(Figure record listings)
• • •

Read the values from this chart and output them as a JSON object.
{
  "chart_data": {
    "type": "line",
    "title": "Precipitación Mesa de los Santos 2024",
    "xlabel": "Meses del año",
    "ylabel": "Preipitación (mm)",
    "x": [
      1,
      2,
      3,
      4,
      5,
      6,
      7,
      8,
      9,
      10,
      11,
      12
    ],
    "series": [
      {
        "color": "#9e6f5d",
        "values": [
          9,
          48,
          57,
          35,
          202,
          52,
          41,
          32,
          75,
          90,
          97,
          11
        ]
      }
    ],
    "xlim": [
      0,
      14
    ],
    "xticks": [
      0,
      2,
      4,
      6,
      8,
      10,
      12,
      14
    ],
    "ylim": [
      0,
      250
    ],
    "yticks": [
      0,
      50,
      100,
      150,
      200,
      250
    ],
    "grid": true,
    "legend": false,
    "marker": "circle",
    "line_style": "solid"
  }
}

• • •

Report the number of lines in the entries above that include the string "values". Give nothing but the number.

*Full response*:
2